• **COMPITO DA SVOLGERE**
Cita parola per parola tutte le righe dell'elenco qui sotto, tralasciando le immagini.

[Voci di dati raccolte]
%%

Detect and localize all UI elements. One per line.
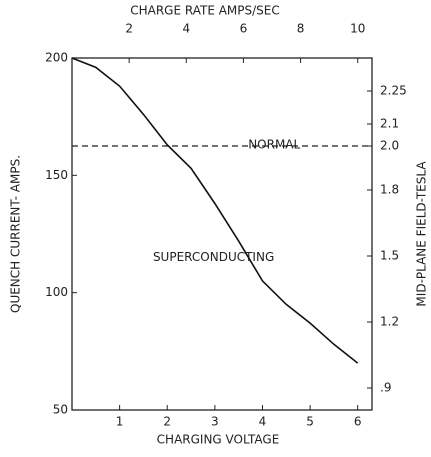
y2-axis-label: MID-PLANE FIELD-TESLA: [415, 161, 429, 307]
x-tick-label: 4: [259, 415, 267, 429]
x2-tick-label: 10: [350, 22, 365, 36]
plot-frame: [71, 57, 373, 411]
x-tick-label: 3: [211, 415, 219, 429]
x2-tick-label: 4: [182, 22, 190, 36]
y2-tick-label: 2.1: [380, 117, 399, 131]
y-tick-label: 150: [45, 168, 68, 182]
y2-tick-label: 1.5: [380, 249, 399, 263]
x2-axis-label: CHARGE RATE AMPS/SEC: [130, 4, 280, 18]
x2-tick-label: 6: [240, 22, 248, 36]
y-tick-label: 200: [45, 51, 68, 65]
annotation: SUPERCONDUCTING: [153, 250, 274, 264]
y2-tick-label: 2.0: [380, 139, 399, 153]
x-tick-label: 2: [163, 415, 171, 429]
x-axis-label: CHARGING VOLTAGE: [157, 433, 280, 447]
line-series: [71, 57, 359, 364]
y-tick-label: 50: [53, 403, 68, 417]
y2-tick-label: 1.2: [380, 315, 399, 329]
x-tick-label: 5: [306, 415, 314, 429]
x-tick-label: 1: [116, 415, 124, 429]
annotation: NORMAL: [248, 137, 300, 151]
x2-tick-label: 2: [125, 22, 133, 36]
x2-tick-label: 8: [297, 22, 305, 36]
y2-tick-label: .9: [380, 381, 391, 395]
y-tick-label: 100: [45, 285, 68, 299]
x-tick-label: 6: [354, 415, 362, 429]
y2-tick-label: 2.25: [380, 84, 407, 98]
y2-tick-label: 1.8: [380, 183, 399, 197]
y-axis-label: QUENCH CURRENT- AMPS.: [9, 155, 23, 313]
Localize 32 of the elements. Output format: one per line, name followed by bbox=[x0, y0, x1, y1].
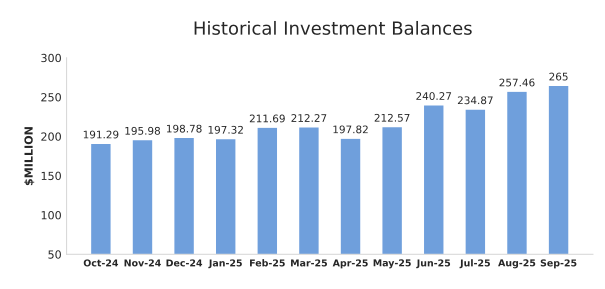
y-tick-label: 50 bbox=[48, 250, 61, 259]
x-tick-label: Dec-24 bbox=[166, 259, 202, 266]
y-tick-label: 200 bbox=[41, 132, 61, 141]
y-axis-title: $MILLION bbox=[24, 127, 34, 186]
data-label: 234.87 bbox=[458, 96, 493, 104]
data-label: 198.78 bbox=[167, 124, 202, 133]
data-label: 191.29 bbox=[84, 130, 118, 138]
x-tick-label: Apr-25 bbox=[332, 259, 368, 268]
x-tick-label: Jan-25 bbox=[208, 259, 242, 268]
x-tick-label: Jun-25 bbox=[416, 259, 450, 268]
x-tick-label: Feb-25 bbox=[250, 259, 285, 266]
data-label: 197.32 bbox=[208, 126, 243, 134]
data-label: 212.57 bbox=[374, 114, 410, 122]
data-label: 212.27 bbox=[291, 114, 326, 122]
y-tick-label: 150 bbox=[42, 172, 61, 180]
x-tick-label: Oct-24 bbox=[84, 259, 118, 266]
data-label: 197.82 bbox=[333, 125, 368, 134]
x-tick-label: Nov-24 bbox=[124, 259, 161, 266]
y-tick-label: 100 bbox=[42, 210, 61, 220]
x-tick-label: Mar-25 bbox=[291, 259, 328, 266]
y-tick-label: 300 bbox=[41, 54, 61, 62]
y-tick-label: 250 bbox=[41, 93, 61, 102]
x-tick-label: May-25 bbox=[374, 259, 411, 268]
x-tick-label: Jul-25 bbox=[460, 259, 490, 268]
data-label: 211.69 bbox=[250, 114, 285, 122]
x-tick-label: Aug-25 bbox=[498, 259, 536, 268]
data-label: 257.46 bbox=[500, 78, 535, 86]
data-label: 265 bbox=[549, 72, 568, 81]
x-tick-label: Sep-25 bbox=[540, 259, 576, 268]
data-label: 240.27 bbox=[416, 92, 452, 100]
data-label: 195.98 bbox=[125, 126, 160, 135]
chart-title: Historical Investment Balances bbox=[194, 20, 472, 35]
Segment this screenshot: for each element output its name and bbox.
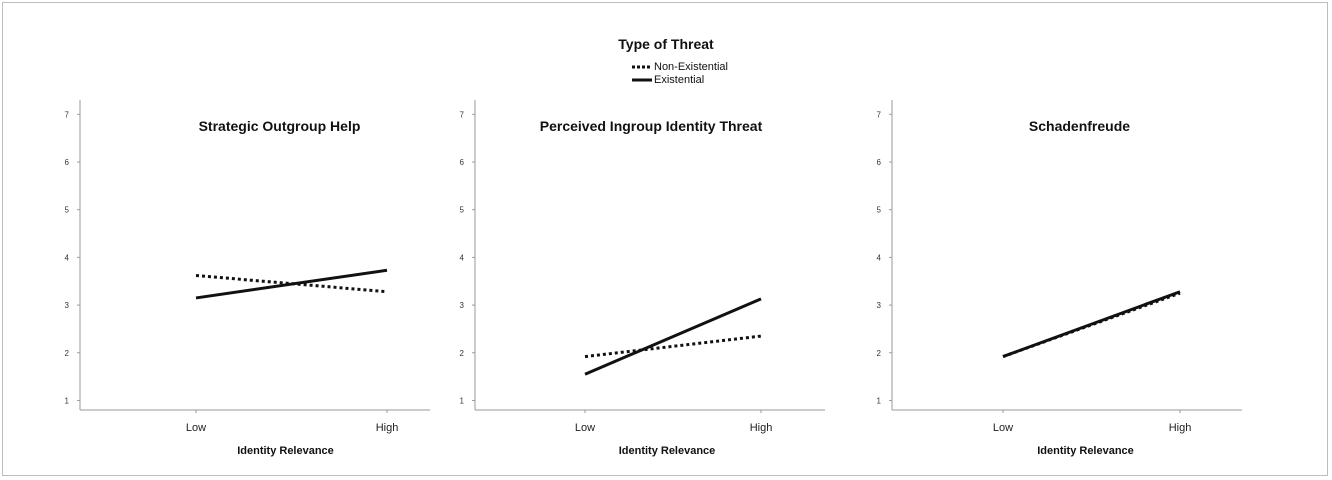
panel-3-title: Schadenfreude xyxy=(1029,118,1130,134)
panel-1-y-tick-label: 7 xyxy=(65,110,70,119)
legend: Type of Threat Non-Existential Existenti… xyxy=(0,36,1332,96)
panel-1-y-tick-label: 2 xyxy=(65,349,70,358)
panel-2-title: Perceived Ingroup Identity Threat xyxy=(540,118,763,134)
panel-2-y-tick-label: 6 xyxy=(460,158,465,167)
legend-title: Type of Threat xyxy=(618,36,714,52)
panel-3-y-tick-label: 5 xyxy=(877,206,882,215)
panel-1-y-tick-label: 5 xyxy=(65,206,70,215)
panel-3-series-existential xyxy=(1002,290,1181,358)
panel-3-y-tick-label: 1 xyxy=(877,396,882,405)
panel-2-y-tick-label: 7 xyxy=(460,110,465,119)
panel-2-y-tick-label: 1 xyxy=(460,396,465,405)
panel-3-y-tick-label: 4 xyxy=(877,253,882,262)
panel-2-y-tick-label: 4 xyxy=(460,253,465,262)
panel-3-y-tick-label: 7 xyxy=(877,110,882,119)
panel-3-x-axis-label: Identity Relevance xyxy=(1037,445,1134,457)
panel-1-y-tick-label: 3 xyxy=(65,301,70,310)
panel-2-y-tick-label: 5 xyxy=(460,206,465,215)
panel-1-x-axis-label: Identity Relevance xyxy=(237,445,334,457)
panel-2-x-axis-label: Identity Relevance xyxy=(619,445,716,457)
panel-2-y-tick-label: 2 xyxy=(460,349,465,358)
panel-2-x-tick-label-low: Low xyxy=(575,422,595,434)
panel-1-y-tick-label: 1 xyxy=(65,396,70,405)
panel-1-series-non-existential xyxy=(195,274,388,294)
panel-3-y-tick-label: 6 xyxy=(877,158,882,167)
panel-3-x-tick-label-high: High xyxy=(1169,422,1192,434)
legend-label-non-existential: Non-Existential xyxy=(654,61,728,73)
legend-label-existential: Existential xyxy=(654,74,705,86)
panel-1-series-existential xyxy=(195,268,388,300)
panel-3-x-tick-label-low: Low xyxy=(993,422,1013,434)
panel-1-y-tick-label: 4 xyxy=(65,253,70,262)
dotted-line-swatch-icon xyxy=(632,65,652,69)
panel-2-y-tick-label: 3 xyxy=(460,301,465,310)
panel-1-x-tick-label-high: High xyxy=(376,422,399,434)
panel-2-x-tick-label-high: High xyxy=(750,422,773,434)
panel-1-x-tick-label-low: Low xyxy=(186,422,206,434)
panel-1-y-tick-label: 6 xyxy=(65,158,70,167)
panel-3-y-tick-label: 2 xyxy=(877,349,882,358)
panel-1-title: Strategic Outgroup Help xyxy=(199,118,361,134)
panel-2-series-existential xyxy=(584,297,762,376)
solid-line-swatch-icon xyxy=(632,78,652,82)
panel-2-series-non-existential xyxy=(584,334,762,359)
panel-3-y-tick-label: 3 xyxy=(877,301,882,310)
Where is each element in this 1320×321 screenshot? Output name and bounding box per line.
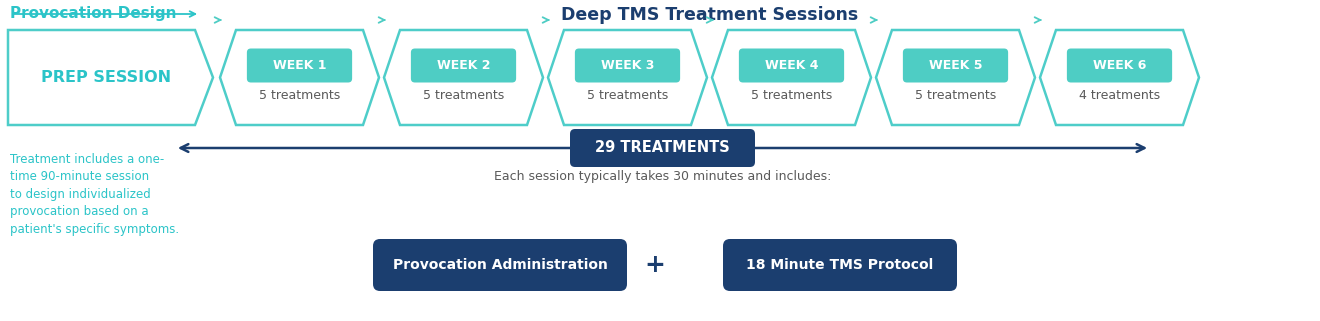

%%

• **COMPITO SVOLTO**
Detect and localize all UI elements. One per line.
y2-axis-label: MID-PLANE FIELD-TESLA: [415, 161, 429, 307]
x-tick-label: 4: [259, 415, 267, 429]
x2-tick-label: 10: [350, 22, 365, 36]
plot-frame: [71, 57, 373, 411]
x-tick-label: 3: [211, 415, 219, 429]
x2-tick-label: 4: [182, 22, 190, 36]
y2-tick-label: 2.1: [380, 117, 399, 131]
y-tick-label: 150: [45, 168, 68, 182]
y2-tick-label: 1.5: [380, 249, 399, 263]
x2-axis-label: CHARGE RATE AMPS/SEC: [130, 4, 280, 18]
x2-tick-label: 6: [240, 22, 248, 36]
y-tick-label: 200: [45, 51, 68, 65]
annotation: SUPERCONDUCTING: [153, 250, 274, 264]
y2-tick-label: 2.0: [380, 139, 399, 153]
x-tick-label: 2: [163, 415, 171, 429]
x-axis-label: CHARGING VOLTAGE: [157, 433, 280, 447]
line-series: [71, 57, 359, 364]
y-tick-label: 50: [53, 403, 68, 417]
y2-tick-label: 1.2: [380, 315, 399, 329]
x-tick-label: 5: [306, 415, 314, 429]
x-tick-label: 1: [116, 415, 124, 429]
annotation: NORMAL: [248, 137, 300, 151]
x2-tick-label: 2: [125, 22, 133, 36]
x2-tick-label: 8: [297, 22, 305, 36]
y2-tick-label: .9: [380, 381, 391, 395]
y-tick-label: 100: [45, 285, 68, 299]
x-tick-label: 6: [354, 415, 362, 429]
y2-tick-label: 2.25: [380, 84, 407, 98]
y2-tick-label: 1.8: [380, 183, 399, 197]
y-axis-label: QUENCH CURRENT- AMPS.: [9, 155, 23, 313]
Localize 32 of the elements. Output format: one per line, name followed by bbox=[x0, y0, x1, y1].
y-tick-label: 50 bbox=[48, 250, 61, 259]
x-tick-label: Dec-24 bbox=[166, 259, 202, 266]
y-tick-label: 200 bbox=[41, 132, 61, 141]
y-axis-title: $MILLION bbox=[24, 127, 34, 186]
data-label: 234.87 bbox=[458, 96, 493, 104]
data-label: 198.78 bbox=[167, 124, 202, 133]
data-label: 191.29 bbox=[84, 130, 118, 138]
x-tick-label: Apr-25 bbox=[332, 259, 368, 268]
x-tick-label: Jan-25 bbox=[208, 259, 242, 268]
x-tick-label: Jun-25 bbox=[416, 259, 450, 268]
x-tick-label: Feb-25 bbox=[250, 259, 285, 266]
data-label: 197.32 bbox=[208, 126, 243, 134]
data-label: 212.57 bbox=[374, 114, 410, 122]
data-label: 212.27 bbox=[291, 114, 326, 122]
y-tick-label: 150 bbox=[42, 172, 61, 180]
x-tick-label: Oct-24 bbox=[84, 259, 118, 266]
data-label: 197.82 bbox=[333, 125, 368, 134]
x-tick-label: Nov-24 bbox=[124, 259, 161, 266]
y-tick-label: 100 bbox=[42, 210, 61, 220]
x-tick-label: Mar-25 bbox=[291, 259, 328, 266]
y-tick-label: 300 bbox=[41, 54, 61, 62]
y-tick-label: 250 bbox=[41, 93, 61, 102]
x-tick-label: May-25 bbox=[374, 259, 411, 268]
x-tick-label: Jul-25 bbox=[460, 259, 490, 268]
data-label: 211.69 bbox=[250, 114, 285, 122]
x-tick-label: Aug-25 bbox=[498, 259, 536, 268]
data-label: 257.46 bbox=[500, 78, 535, 86]
data-label: 265 bbox=[549, 72, 568, 81]
x-tick-label: Sep-25 bbox=[540, 259, 576, 268]
data-label: 240.27 bbox=[416, 92, 452, 100]
data-label: 195.98 bbox=[125, 126, 160, 135]
chart-title: Historical Investment Balances bbox=[194, 20, 472, 35]
Segment this screenshot: for each element output its name and bbox.
panel-3-title: Schadenfreude xyxy=(1029,118,1130,134)
panel-1-y-tick-label: 7 xyxy=(65,110,70,119)
legend: Type of Threat Non-Existential Existenti… xyxy=(0,36,1332,96)
panel-1-y-tick-label: 2 xyxy=(65,349,70,358)
panel-2-title: Perceived Ingroup Identity Threat xyxy=(540,118,763,134)
panel-2-y-tick-label: 6 xyxy=(460,158,465,167)
legend-title: Type of Threat xyxy=(618,36,714,52)
panel-3-y-tick-label: 5 xyxy=(877,206,882,215)
panel-1-y-tick-label: 5 xyxy=(65,206,70,215)
panel-3-series-existential xyxy=(1002,290,1181,358)
panel-3-y-tick-label: 1 xyxy=(877,396,882,405)
panel-2-y-tick-label: 7 xyxy=(460,110,465,119)
panel-2-y-tick-label: 1 xyxy=(460,396,465,405)
panel-3-y-tick-label: 4 xyxy=(877,253,882,262)
panel-2-y-tick-label: 4 xyxy=(460,253,465,262)
panel-3-y-tick-label: 7 xyxy=(877,110,882,119)
panel-3-x-axis-label: Identity Relevance xyxy=(1037,445,1134,457)
panel-1-y-tick-label: 3 xyxy=(65,301,70,310)
panel-2-y-tick-label: 5 xyxy=(460,206,465,215)
panel-1-x-axis-label: Identity Relevance xyxy=(237,445,334,457)
panel-2-x-axis-label: Identity Relevance xyxy=(619,445,716,457)
panel-2-y-tick-label: 2 xyxy=(460,349,465,358)
panel-2-x-tick-label-low: Low xyxy=(575,422,595,434)
panel-1-y-tick-label: 1 xyxy=(65,396,70,405)
panel-1-series-non-existential xyxy=(195,274,388,294)
panel-3-y-tick-label: 6 xyxy=(877,158,882,167)
panel-3-x-tick-label-high: High xyxy=(1169,422,1192,434)
legend-label-non-existential: Non-Existential xyxy=(654,61,728,73)
legend-label-existential: Existential xyxy=(654,74,705,86)
panel-1-series-existential xyxy=(195,268,388,300)
panel-3-x-tick-label-low: Low xyxy=(993,422,1013,434)
panel-1-y-tick-label: 4 xyxy=(65,253,70,262)
dotted-line-swatch-icon xyxy=(632,65,652,69)
panel-2-y-tick-label: 3 xyxy=(460,301,465,310)
panel-1-x-tick-label-high: High xyxy=(376,422,399,434)
panel-2-x-tick-label-high: High xyxy=(750,422,773,434)
panel-1-x-tick-label-low: Low xyxy=(186,422,206,434)
panel-1-y-tick-label: 6 xyxy=(65,158,70,167)
panel-3-y-tick-label: 2 xyxy=(877,349,882,358)
panel-1-title: Strategic Outgroup Help xyxy=(199,118,361,134)
panel-2-series-existential xyxy=(584,297,762,376)
solid-line-swatch-icon xyxy=(632,78,652,82)
panel-2-series-non-existential xyxy=(584,334,762,359)
panel-3-y-tick-label: 3 xyxy=(877,301,882,310)
Where is each element in this 1320×321 screenshot? Output name and bounding box per line.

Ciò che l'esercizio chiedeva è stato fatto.